* Start RECORD SET *
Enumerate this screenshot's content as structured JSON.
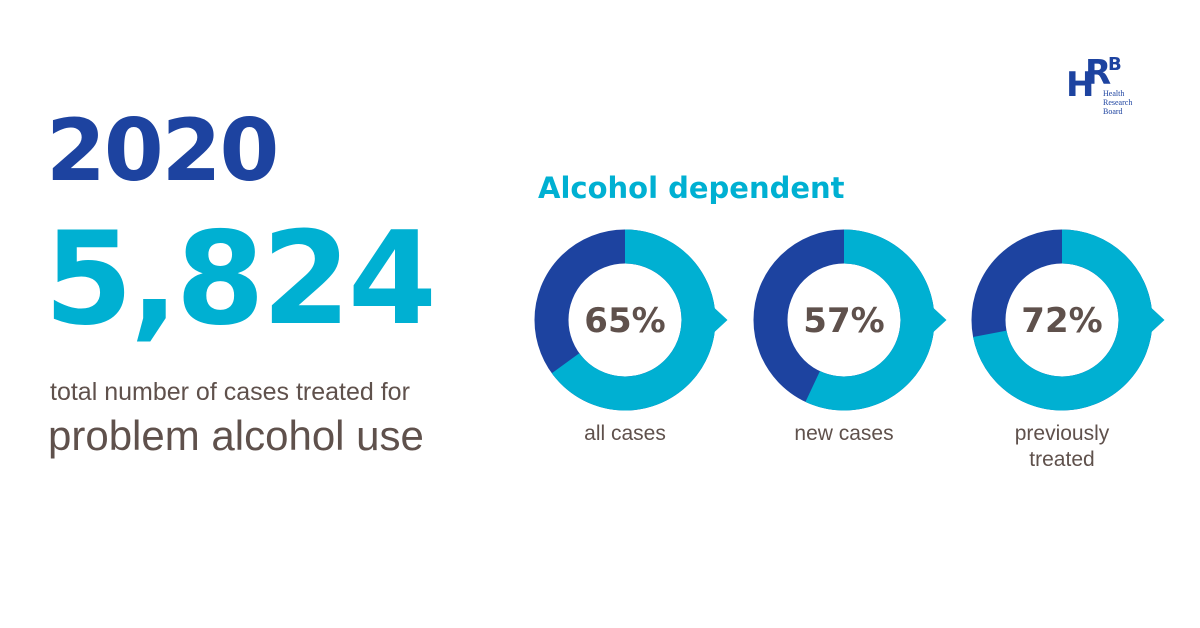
{
  "year": "2020",
  "total": "5,824",
  "caption": [
    "total number of cases treated for",
    "problem alcohol use"
  ],
  "heading": "Alcohol dependent",
  "logo": {
    "letters": [
      "H",
      "R",
      "B"
    ],
    "lines": [
      "Health",
      "Research",
      "Board"
    ]
  },
  "chart_data": [
    {
      "type": "donut",
      "label": "all cases",
      "value": 65,
      "value_label": "65%",
      "color": "#00b0d2",
      "rest_color": "#1d43a0"
    },
    {
      "type": "donut",
      "label": "new cases",
      "value": 57,
      "value_label": "57%",
      "color": "#00b0d2",
      "rest_color": "#1d43a0"
    },
    {
      "type": "donut",
      "label": "previously treated",
      "value": 72,
      "value_label": "72%",
      "color": "#00b0d2",
      "rest_color": "#1d43a0"
    }
  ]
}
* End RECORD SET *
WRITTEN INSTRUCTION:
Reproduce each record above by retyping it exactly; omit all images.

EXERCISE SOLUTION:
Enumerate this screenshot's content as structured JSON.
{
  "year": "2020",
  "total": "5,824",
  "caption": [
    "total number of cases treated for",
    "problem alcohol use"
  ],
  "heading": "Alcohol dependent",
  "logo": {
    "letters": [
      "H",
      "R",
      "B"
    ],
    "lines": [
      "Health",
      "Research",
      "Board"
    ]
  },
  "chart_data": [
    {
      "type": "donut",
      "label": "all cases",
      "value": 65,
      "value_label": "65%",
      "color": "#00b0d2",
      "rest_color": "#1d43a0"
    },
    {
      "type": "donut",
      "label": "new cases",
      "value": 57,
      "value_label": "57%",
      "color": "#00b0d2",
      "rest_color": "#1d43a0"
    },
    {
      "type": "donut",
      "label": "previously treated",
      "value": 72,
      "value_label": "72%",
      "color": "#00b0d2",
      "rest_color": "#1d43a0"
    }
  ]
}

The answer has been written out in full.